REQUIREMENTS:
Reproduce every one of the rows below without changing a single character.
************
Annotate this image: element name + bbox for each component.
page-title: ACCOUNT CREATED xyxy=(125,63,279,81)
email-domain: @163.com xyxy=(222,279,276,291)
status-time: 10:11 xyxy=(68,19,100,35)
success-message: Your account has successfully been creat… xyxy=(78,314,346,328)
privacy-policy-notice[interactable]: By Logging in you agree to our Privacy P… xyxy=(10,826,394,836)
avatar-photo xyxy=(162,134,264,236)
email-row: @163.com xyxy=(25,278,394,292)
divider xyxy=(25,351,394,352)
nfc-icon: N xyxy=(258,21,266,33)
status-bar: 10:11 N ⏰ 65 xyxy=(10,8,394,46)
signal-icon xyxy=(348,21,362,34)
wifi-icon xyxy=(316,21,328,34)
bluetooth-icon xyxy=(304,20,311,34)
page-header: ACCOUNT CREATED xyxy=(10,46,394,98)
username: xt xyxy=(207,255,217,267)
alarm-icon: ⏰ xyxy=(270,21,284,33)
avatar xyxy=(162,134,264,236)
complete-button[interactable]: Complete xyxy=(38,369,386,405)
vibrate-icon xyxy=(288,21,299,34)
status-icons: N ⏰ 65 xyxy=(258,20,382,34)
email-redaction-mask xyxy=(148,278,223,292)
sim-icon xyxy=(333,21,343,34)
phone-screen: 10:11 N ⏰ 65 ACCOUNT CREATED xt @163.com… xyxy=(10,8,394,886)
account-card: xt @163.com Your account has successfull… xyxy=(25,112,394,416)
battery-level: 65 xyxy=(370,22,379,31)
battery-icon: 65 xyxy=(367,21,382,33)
************
ANSWER FOR THIS EXERCISE:
Annotate this image: element name + bbox for each component.
page-title: ACCOUNT CREATED xyxy=(125,63,279,81)
email-domain: @163.com xyxy=(222,279,276,291)
status-time: 10:11 xyxy=(68,19,100,35)
success-message: Your account has successfully been creat… xyxy=(78,314,346,328)
privacy-policy-notice[interactable]: By Logging in you agree to our Privacy P… xyxy=(10,826,394,836)
avatar-photo xyxy=(162,134,264,236)
email-row: @163.com xyxy=(25,278,394,292)
divider xyxy=(25,351,394,352)
nfc-icon: N xyxy=(258,21,266,33)
status-bar: 10:11 N ⏰ 65 xyxy=(10,8,394,46)
signal-icon xyxy=(348,21,362,34)
wifi-icon xyxy=(316,21,328,34)
bluetooth-icon xyxy=(304,20,311,34)
page-header: ACCOUNT CREATED xyxy=(10,46,394,98)
username: xt xyxy=(207,255,217,267)
alarm-icon: ⏰ xyxy=(270,21,284,33)
avatar xyxy=(162,134,264,236)
complete-button[interactable]: Complete xyxy=(38,369,386,405)
vibrate-icon xyxy=(288,21,299,34)
status-icons: N ⏰ 65 xyxy=(258,20,382,34)
email-redaction-mask xyxy=(148,278,223,292)
sim-icon xyxy=(333,21,343,34)
phone-screen: 10:11 N ⏰ 65 ACCOUNT CREATED xt @163.com… xyxy=(10,8,394,886)
account-card: xt @163.com Your account has successfull… xyxy=(25,112,394,416)
battery-level: 65 xyxy=(370,22,379,31)
battery-icon: 65 xyxy=(367,21,382,33)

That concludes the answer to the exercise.